EXERCISE TASK>
Go through the lines below and copy each one that holds the string "screenshot".

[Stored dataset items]
◇ ◇ ◇ ◇ ◇ ◇ ◇
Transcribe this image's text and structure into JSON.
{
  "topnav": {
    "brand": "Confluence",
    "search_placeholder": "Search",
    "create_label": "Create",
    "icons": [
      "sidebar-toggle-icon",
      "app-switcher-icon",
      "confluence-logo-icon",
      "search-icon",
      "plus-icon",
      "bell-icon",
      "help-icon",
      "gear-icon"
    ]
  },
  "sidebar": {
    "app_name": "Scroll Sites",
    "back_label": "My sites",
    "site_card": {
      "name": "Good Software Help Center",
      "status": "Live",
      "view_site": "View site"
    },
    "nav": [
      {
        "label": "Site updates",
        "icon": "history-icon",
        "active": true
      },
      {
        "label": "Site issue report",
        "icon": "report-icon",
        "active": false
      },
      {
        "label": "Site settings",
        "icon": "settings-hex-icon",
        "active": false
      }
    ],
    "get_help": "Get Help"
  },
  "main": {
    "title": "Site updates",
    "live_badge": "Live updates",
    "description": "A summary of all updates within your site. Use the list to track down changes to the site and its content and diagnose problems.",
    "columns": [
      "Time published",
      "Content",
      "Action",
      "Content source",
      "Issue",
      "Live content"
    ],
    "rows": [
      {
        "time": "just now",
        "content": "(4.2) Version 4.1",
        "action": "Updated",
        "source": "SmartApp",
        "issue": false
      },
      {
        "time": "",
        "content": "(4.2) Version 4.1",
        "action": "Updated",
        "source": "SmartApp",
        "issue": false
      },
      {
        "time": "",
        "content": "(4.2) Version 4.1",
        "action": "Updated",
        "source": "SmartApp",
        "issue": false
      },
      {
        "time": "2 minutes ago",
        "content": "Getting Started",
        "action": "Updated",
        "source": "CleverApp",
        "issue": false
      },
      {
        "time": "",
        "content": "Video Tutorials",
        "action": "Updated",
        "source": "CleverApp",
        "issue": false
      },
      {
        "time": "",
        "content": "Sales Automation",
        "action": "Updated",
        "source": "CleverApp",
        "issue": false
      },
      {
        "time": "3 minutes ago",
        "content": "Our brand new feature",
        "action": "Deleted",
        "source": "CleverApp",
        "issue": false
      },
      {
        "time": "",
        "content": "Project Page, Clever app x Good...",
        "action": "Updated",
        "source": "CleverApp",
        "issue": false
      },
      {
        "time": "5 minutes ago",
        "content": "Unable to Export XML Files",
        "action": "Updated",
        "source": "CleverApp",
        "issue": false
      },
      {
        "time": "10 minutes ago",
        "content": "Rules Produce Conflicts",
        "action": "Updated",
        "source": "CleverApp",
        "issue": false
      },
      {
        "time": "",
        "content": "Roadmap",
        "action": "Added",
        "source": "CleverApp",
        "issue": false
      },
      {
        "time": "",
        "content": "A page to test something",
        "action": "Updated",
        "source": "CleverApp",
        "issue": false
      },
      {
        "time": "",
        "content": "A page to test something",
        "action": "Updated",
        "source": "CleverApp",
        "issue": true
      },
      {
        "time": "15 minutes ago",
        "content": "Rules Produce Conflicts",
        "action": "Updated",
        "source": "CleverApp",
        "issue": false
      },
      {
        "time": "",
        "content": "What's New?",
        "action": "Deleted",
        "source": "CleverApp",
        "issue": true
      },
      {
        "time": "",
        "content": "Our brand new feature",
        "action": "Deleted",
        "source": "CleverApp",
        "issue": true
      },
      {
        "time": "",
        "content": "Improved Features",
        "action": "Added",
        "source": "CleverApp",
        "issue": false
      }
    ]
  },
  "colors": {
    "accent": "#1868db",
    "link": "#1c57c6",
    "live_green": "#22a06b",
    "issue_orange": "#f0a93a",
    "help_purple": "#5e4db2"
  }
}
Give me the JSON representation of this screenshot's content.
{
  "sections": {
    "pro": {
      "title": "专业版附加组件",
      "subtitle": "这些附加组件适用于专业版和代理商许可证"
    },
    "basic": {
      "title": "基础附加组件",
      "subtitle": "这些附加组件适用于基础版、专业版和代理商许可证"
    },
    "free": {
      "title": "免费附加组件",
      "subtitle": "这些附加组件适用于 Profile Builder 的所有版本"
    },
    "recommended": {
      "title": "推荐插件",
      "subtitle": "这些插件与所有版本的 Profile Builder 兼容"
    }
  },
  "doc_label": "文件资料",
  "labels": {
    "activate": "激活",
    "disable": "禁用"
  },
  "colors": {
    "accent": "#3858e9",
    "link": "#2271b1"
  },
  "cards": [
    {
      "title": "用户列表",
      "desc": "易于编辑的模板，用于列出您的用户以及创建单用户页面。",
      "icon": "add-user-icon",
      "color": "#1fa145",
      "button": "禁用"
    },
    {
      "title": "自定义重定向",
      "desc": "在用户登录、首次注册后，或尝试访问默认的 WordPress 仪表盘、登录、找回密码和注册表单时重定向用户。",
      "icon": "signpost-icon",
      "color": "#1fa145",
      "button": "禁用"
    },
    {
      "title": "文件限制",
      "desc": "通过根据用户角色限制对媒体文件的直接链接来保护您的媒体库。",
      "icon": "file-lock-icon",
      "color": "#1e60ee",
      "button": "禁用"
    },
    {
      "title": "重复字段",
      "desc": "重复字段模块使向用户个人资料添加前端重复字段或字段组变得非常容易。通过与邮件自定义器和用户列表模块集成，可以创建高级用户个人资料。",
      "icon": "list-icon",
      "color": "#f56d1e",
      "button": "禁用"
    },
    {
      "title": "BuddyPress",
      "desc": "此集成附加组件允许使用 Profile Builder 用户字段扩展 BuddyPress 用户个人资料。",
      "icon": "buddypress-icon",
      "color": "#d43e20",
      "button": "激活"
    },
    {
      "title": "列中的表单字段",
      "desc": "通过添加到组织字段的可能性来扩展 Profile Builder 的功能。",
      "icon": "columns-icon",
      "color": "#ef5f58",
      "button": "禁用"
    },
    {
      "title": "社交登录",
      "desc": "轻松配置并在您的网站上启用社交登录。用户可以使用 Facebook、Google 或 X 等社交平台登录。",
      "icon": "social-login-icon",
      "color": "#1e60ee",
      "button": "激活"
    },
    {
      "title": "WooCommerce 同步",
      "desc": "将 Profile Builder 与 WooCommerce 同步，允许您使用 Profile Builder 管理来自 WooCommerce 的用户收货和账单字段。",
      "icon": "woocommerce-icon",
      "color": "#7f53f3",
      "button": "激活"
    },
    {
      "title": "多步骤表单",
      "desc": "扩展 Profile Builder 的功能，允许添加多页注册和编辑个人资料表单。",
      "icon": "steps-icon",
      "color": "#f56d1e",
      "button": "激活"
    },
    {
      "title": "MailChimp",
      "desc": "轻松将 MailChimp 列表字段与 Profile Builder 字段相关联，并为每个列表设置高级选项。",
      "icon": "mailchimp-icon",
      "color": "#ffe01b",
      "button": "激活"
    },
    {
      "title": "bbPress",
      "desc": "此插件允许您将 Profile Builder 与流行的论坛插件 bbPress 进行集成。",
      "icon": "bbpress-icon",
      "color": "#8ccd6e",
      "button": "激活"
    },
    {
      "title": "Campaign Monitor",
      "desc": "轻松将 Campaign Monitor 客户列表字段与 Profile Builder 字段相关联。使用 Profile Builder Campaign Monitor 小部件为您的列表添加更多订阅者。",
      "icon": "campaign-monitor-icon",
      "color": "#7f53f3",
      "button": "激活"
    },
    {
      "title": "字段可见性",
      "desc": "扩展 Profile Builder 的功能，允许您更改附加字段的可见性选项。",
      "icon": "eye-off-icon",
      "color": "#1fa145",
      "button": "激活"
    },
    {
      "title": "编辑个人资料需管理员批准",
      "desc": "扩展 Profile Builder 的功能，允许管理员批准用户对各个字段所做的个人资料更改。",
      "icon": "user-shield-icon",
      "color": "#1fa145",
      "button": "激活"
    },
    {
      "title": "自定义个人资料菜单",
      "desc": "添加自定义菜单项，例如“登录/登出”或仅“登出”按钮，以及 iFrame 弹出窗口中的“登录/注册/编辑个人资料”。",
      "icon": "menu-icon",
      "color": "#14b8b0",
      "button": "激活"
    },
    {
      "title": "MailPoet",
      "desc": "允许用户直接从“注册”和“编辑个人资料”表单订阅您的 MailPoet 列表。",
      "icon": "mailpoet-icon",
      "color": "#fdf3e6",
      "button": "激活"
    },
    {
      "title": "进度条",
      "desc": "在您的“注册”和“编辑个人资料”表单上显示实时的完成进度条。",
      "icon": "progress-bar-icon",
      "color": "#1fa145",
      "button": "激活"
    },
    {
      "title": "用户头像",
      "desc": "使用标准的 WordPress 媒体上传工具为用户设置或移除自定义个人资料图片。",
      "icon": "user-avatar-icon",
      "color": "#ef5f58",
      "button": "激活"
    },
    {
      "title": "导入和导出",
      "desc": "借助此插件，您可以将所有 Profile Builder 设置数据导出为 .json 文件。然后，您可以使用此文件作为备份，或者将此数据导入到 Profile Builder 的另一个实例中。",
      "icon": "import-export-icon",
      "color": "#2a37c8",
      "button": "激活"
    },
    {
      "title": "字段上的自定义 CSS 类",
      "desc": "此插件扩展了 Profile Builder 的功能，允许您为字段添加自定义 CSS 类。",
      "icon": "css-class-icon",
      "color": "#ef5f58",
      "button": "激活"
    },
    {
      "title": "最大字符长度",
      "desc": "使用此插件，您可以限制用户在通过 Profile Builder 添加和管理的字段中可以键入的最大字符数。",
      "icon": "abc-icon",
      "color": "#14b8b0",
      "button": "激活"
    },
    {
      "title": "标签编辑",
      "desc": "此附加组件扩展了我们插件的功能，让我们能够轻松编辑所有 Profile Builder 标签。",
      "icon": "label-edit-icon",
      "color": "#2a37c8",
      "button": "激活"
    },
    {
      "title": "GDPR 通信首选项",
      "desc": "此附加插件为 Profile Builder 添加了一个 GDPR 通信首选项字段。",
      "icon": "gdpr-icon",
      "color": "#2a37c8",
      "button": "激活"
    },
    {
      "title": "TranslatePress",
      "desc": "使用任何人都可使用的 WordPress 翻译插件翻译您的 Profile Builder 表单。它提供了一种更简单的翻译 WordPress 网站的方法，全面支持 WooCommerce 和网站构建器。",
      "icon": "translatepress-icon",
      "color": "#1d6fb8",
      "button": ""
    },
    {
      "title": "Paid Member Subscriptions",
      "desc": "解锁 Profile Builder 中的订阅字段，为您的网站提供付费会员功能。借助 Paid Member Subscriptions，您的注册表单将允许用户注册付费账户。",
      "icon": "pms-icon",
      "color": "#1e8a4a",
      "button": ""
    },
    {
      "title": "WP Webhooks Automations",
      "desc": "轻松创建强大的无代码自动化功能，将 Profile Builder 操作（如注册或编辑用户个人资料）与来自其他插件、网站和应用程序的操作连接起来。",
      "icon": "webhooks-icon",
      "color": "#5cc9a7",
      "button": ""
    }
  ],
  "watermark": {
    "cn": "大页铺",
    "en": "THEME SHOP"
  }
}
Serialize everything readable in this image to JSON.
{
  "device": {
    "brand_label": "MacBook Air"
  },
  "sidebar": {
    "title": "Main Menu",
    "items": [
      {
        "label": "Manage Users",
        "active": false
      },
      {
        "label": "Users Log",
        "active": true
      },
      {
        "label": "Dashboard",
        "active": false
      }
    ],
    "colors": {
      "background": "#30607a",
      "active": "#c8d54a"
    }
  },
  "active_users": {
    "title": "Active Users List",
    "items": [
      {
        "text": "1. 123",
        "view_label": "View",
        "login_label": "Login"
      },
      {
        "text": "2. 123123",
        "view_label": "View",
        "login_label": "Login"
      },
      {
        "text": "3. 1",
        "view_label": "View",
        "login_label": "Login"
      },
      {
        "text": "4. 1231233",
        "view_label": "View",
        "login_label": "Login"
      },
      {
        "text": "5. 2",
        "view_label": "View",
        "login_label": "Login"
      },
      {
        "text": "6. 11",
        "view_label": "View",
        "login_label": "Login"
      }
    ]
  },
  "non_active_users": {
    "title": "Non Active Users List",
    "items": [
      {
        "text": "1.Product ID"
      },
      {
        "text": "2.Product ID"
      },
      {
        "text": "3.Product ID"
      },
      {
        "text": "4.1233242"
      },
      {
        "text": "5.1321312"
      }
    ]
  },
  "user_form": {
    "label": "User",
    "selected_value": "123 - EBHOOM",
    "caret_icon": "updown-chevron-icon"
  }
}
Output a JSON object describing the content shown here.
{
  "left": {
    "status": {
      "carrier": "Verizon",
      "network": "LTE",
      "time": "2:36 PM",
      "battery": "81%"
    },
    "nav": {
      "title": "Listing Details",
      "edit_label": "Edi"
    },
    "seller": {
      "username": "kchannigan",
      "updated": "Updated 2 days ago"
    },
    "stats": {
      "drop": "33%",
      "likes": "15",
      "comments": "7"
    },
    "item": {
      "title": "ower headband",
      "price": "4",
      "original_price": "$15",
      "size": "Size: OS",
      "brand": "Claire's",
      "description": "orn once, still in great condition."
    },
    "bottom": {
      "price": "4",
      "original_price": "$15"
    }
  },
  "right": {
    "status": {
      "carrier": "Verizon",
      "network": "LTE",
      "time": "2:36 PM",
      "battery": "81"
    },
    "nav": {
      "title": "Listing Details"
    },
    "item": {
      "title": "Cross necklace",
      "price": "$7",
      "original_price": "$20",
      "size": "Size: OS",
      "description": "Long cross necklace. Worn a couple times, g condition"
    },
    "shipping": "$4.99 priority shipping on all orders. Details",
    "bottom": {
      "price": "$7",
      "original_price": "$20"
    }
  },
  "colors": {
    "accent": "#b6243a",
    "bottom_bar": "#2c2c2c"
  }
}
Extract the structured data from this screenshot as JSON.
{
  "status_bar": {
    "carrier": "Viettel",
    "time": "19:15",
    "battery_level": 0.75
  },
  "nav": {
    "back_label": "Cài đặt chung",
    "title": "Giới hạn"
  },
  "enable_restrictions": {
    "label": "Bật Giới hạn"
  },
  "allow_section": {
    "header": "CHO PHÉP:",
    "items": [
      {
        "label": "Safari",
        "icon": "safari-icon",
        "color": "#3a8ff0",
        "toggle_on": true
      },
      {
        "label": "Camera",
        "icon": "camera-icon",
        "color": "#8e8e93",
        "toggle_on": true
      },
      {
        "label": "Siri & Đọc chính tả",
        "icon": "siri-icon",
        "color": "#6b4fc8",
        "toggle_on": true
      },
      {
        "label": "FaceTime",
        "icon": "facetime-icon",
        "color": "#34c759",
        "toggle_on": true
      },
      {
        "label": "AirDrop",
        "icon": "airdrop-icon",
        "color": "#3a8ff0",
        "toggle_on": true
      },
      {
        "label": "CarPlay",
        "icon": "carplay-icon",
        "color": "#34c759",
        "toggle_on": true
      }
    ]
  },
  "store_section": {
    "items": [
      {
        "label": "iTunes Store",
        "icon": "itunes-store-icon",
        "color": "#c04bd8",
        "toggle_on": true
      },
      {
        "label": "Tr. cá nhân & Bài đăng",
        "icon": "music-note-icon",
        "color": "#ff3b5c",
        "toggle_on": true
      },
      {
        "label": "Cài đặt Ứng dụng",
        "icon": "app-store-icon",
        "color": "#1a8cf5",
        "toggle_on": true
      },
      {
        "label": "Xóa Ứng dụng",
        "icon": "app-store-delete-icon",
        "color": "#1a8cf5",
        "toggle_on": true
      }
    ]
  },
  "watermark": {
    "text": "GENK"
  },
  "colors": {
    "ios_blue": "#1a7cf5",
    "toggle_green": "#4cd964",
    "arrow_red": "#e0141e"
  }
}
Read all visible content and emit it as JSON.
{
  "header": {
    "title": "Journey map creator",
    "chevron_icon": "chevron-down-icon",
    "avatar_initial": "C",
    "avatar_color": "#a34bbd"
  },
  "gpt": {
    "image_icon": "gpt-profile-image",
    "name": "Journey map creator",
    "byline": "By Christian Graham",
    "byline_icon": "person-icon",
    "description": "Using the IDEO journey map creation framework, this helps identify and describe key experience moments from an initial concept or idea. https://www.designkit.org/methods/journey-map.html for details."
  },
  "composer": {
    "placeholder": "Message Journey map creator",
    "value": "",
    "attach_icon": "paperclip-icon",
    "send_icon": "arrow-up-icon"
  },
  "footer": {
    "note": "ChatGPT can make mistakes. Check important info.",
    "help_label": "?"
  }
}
◇ ◇ ◇ ◇ ◇ ◇ ◇
EXERCISE ANSWER>
Give me the JSON representation of this screenshot's content.
Extract the structured data from this screenshot as JSON.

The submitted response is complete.